(Dataset entries)

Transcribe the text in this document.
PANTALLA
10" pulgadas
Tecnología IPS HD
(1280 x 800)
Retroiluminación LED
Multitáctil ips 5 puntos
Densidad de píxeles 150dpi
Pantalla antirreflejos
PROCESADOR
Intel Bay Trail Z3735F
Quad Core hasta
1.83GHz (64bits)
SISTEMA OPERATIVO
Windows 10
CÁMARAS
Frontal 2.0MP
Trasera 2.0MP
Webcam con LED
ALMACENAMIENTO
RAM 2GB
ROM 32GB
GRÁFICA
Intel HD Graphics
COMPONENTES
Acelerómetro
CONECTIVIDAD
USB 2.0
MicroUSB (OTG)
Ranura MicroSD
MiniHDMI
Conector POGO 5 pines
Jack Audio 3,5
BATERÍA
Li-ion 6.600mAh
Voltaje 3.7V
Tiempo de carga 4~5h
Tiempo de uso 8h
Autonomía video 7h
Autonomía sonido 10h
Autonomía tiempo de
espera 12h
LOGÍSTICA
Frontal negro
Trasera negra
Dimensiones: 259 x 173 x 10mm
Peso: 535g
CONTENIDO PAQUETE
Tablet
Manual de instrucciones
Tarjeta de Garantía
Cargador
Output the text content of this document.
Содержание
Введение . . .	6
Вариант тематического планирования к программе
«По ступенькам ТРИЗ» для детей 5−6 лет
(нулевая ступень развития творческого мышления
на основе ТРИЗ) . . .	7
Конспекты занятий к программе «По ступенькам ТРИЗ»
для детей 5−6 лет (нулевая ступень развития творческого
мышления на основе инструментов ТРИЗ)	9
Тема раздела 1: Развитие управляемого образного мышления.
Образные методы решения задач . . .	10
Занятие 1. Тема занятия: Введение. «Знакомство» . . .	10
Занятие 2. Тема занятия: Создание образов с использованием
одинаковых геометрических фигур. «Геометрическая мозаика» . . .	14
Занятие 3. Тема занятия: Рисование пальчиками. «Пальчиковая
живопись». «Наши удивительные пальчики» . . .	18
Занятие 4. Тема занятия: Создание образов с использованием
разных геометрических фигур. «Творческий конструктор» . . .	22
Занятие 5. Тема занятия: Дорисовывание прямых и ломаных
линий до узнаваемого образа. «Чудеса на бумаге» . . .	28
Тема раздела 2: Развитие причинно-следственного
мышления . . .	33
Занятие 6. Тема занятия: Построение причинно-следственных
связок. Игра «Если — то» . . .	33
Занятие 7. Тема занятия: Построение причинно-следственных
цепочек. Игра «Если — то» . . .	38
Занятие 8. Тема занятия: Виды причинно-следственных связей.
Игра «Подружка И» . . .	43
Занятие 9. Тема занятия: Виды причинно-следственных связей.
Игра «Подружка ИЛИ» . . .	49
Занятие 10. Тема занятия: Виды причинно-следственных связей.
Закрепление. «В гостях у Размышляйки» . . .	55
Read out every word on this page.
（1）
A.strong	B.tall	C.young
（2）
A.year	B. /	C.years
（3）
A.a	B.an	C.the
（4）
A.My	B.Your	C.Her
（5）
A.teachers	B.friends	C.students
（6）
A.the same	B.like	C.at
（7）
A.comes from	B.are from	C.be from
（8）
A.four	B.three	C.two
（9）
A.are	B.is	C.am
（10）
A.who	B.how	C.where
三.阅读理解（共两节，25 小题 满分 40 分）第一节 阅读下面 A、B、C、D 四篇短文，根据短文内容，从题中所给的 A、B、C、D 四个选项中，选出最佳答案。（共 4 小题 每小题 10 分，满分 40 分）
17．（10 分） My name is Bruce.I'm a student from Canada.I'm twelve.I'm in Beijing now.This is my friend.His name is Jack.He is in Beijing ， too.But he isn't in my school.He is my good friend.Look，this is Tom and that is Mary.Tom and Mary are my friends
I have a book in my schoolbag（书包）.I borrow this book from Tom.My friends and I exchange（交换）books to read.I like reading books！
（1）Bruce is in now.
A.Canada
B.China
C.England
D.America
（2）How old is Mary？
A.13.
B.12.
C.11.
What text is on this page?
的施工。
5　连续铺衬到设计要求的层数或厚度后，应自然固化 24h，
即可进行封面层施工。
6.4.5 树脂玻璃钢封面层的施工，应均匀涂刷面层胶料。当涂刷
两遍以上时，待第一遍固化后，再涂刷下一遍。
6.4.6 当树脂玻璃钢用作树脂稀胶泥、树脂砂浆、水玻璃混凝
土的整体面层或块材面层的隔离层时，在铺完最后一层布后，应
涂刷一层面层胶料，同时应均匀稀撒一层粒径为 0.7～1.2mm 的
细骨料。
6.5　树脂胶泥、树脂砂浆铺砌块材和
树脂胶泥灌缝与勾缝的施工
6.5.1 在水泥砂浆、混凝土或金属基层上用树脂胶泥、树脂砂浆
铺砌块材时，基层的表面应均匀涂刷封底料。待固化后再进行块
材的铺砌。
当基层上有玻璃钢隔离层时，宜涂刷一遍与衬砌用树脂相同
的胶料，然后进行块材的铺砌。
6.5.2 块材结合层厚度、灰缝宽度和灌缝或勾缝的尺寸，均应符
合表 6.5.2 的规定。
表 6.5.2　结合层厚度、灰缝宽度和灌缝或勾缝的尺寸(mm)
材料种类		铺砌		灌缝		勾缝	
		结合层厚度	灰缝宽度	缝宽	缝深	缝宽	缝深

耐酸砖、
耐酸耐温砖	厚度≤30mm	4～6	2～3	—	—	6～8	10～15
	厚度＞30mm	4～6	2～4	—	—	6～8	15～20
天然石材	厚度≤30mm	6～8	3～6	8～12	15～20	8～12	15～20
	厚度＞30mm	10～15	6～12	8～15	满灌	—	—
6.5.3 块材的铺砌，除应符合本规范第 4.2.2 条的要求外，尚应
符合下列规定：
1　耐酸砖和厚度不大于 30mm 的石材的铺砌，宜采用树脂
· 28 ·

**GOAL OF THE EXERCISE:**
Transcribe all of the entries without altering anything.

**FINAL RESULT:**
Transcribe the text in this document.
PANTALLA
10" pulgadas
Tecnología IPS HD
(1280 x 800)
Retroiluminación LED
Multitáctil ips 5 puntos
Densidad de píxeles 150dpi
Pantalla antirreflejos
PROCESADOR
Intel Bay Trail Z3735F
Quad Core hasta
1.83GHz (64bits)
SISTEMA OPERATIVO
Windows 10
CÁMARAS
Frontal 2.0MP
Trasera 2.0MP
Webcam con LED
ALMACENAMIENTO
RAM 2GB
ROM 32GB
GRÁFICA
Intel HD Graphics
COMPONENTES
Acelerómetro
CONECTIVIDAD
USB 2.0
MicroUSB (OTG)
Ranura MicroSD
MiniHDMI
Conector POGO 5 pines
Jack Audio 3,5
BATERÍA
Li-ion 6.600mAh
Voltaje 3.7V
Tiempo de carga 4~5h
Tiempo de uso 8h
Autonomía video 7h
Autonomía sonido 10h
Autonomía tiempo de
espera 12h
LOGÍSTICA
Frontal negro
Trasera negra
Dimensiones: 259 x 173 x 10mm
Peso: 535g
CONTENIDO PAQUETE
Tablet
Manual de instrucciones
Tarjeta de Garantía
Cargador
Output the text content of this document.
Содержание
Введение . . .	6
Вариант тематического планирования к программе
«По ступенькам ТРИЗ» для детей 5−6 лет
(нулевая ступень развития творческого мышления
на основе ТРИЗ) . . .	7
Конспекты занятий к программе «По ступенькам ТРИЗ»
для детей 5−6 лет (нулевая ступень развития творческого
мышления на основе инструментов ТРИЗ)	9
Тема раздела 1: Развитие управляемого образного мышления.
Образные методы решения задач . . .	10
Занятие 1. Тема занятия: Введение. «Знакомство» . . .	10
Занятие 2. Тема занятия: Создание образов с использованием
одинаковых геометрических фигур. «Геометрическая мозаика» . . .	14
Занятие 3. Тема занятия: Рисование пальчиками. «Пальчиковая
живопись». «Наши удивительные пальчики» . . .	18
Занятие 4. Тема занятия: Создание образов с использованием
разных геометрических фигур. «Творческий конструктор» . . .	22
Занятие 5. Тема занятия: Дорисовывание прямых и ломаных
линий до узнаваемого образа. «Чудеса на бумаге» . . .	28
Тема раздела 2: Развитие причинно-следственного
мышления . . .	33
Занятие 6. Тема занятия: Построение причинно-следственных
связок. Игра «Если — то» . . .	33
Занятие 7. Тема занятия: Построение причинно-следственных
цепочек. Игра «Если — то» . . .	38
Занятие 8. Тема занятия: Виды причинно-следственных связей.
Игра «Подружка И» . . .	43
Занятие 9. Тема занятия: Виды причинно-следственных связей.
Игра «Подружка ИЛИ» . . .	49
Занятие 10. Тема занятия: Виды причинно-следственных связей.
Закрепление. «В гостях у Размышляйки» . . .	55
Read out every word on this page.
（1）
A.strong	B.tall	C.young
（2）
A.year	B. /	C.years
（3）
A.a	B.an	C.the
（4）
A.My	B.Your	C.Her
（5）
A.teachers	B.friends	C.students
（6）
A.the same	B.like	C.at
（7）
A.comes from	B.are from	C.be from
（8）
A.four	B.three	C.two
（9）
A.are	B.is	C.am
（10）
A.who	B.how	C.where
三.阅读理解（共两节，25 小题 满分 40 分）第一节 阅读下面 A、B、C、D 四篇短文，根据短文内容，从题中所给的 A、B、C、D 四个选项中，选出最佳答案。（共 4 小题 每小题 10 分，满分 40 分）
17．（10 分） My name is Bruce.I'm a student from Canada.I'm twelve.I'm in Beijing now.This is my friend.His name is Jack.He is in Beijing ， too.But he isn't in my school.He is my good friend.Look，this is Tom and that is Mary.Tom and Mary are my friends
I have a book in my schoolbag（书包）.I borrow this book from Tom.My friends and I exchange（交换）books to read.I like reading books！
（1）Bruce is in now.
A.Canada
B.China
C.England
D.America
（2）How old is Mary？
A.13.
B.12.
C.11.
What text is on this page?
的施工。
5　连续铺衬到设计要求的层数或厚度后，应自然固化 24h，
即可进行封面层施工。
6.4.5 树脂玻璃钢封面层的施工，应均匀涂刷面层胶料。当涂刷
两遍以上时，待第一遍固化后，再涂刷下一遍。
6.4.6 当树脂玻璃钢用作树脂稀胶泥、树脂砂浆、水玻璃混凝
土的整体面层或块材面层的隔离层时，在铺完最后一层布后，应
涂刷一层面层胶料，同时应均匀稀撒一层粒径为 0.7～1.2mm 的
细骨料。
6.5　树脂胶泥、树脂砂浆铺砌块材和
树脂胶泥灌缝与勾缝的施工
6.5.1 在水泥砂浆、混凝土或金属基层上用树脂胶泥、树脂砂浆
铺砌块材时，基层的表面应均匀涂刷封底料。待固化后再进行块
材的铺砌。
当基层上有玻璃钢隔离层时，宜涂刷一遍与衬砌用树脂相同
的胶料，然后进行块材的铺砌。
6.5.2 块材结合层厚度、灰缝宽度和灌缝或勾缝的尺寸，均应符
合表 6.5.2 的规定。
表 6.5.2　结合层厚度、灰缝宽度和灌缝或勾缝的尺寸(mm)
材料种类		铺砌		灌缝		勾缝	
		结合层厚度	灰缝宽度	缝宽	缝深	缝宽	缝深

耐酸砖、
耐酸耐温砖	厚度≤30mm	4～6	2～3	—	—	6～8	10～15
	厚度＞30mm	4～6	2～4	—	—	6～8	15～20
天然石材	厚度≤30mm	6～8	3～6	8～12	15～20	8～12	15～20
	厚度＞30mm	10～15	6～12	8～15	满灌	—	—
6.5.3 块材的铺砌，除应符合本规范第 4.2.2 条的要求外，尚应
符合下列规定：
1　耐酸砖和厚度不大于 30mm 的石材的铺砌，宜采用树脂
· 28 ·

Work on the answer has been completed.